About this task:
Among the records that follow, count the lines with the string "Bacteria"; report only that count.

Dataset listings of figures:
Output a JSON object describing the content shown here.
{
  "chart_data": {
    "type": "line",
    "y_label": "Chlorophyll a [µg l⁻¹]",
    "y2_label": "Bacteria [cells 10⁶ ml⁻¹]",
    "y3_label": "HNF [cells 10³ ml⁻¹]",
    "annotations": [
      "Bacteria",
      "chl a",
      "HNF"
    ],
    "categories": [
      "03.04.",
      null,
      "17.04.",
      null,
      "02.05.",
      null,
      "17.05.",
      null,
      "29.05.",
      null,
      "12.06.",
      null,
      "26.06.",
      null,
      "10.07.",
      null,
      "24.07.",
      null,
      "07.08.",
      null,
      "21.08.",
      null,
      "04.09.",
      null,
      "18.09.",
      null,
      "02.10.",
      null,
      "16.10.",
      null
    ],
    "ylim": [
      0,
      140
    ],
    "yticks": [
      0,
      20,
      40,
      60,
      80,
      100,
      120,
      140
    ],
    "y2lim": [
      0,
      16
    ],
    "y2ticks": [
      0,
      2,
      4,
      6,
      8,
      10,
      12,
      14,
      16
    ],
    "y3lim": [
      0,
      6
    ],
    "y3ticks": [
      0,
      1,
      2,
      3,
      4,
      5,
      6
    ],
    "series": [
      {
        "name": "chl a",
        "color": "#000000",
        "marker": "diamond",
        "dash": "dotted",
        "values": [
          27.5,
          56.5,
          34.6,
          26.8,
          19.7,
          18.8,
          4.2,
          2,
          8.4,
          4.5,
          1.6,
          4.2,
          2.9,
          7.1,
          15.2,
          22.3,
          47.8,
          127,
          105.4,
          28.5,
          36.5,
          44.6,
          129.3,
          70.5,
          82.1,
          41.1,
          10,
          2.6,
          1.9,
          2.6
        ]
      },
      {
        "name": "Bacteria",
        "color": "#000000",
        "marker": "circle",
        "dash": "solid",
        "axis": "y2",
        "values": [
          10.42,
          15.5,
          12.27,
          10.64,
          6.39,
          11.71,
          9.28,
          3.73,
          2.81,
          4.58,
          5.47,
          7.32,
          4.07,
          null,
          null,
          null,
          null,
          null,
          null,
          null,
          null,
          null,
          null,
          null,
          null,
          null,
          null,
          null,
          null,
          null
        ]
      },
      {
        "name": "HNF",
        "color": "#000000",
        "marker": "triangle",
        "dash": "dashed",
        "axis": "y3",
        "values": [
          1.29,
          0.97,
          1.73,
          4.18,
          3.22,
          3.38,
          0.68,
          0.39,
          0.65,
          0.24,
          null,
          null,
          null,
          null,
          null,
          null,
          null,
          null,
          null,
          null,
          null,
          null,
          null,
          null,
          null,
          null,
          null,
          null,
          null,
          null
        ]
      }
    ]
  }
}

Expected answer:
3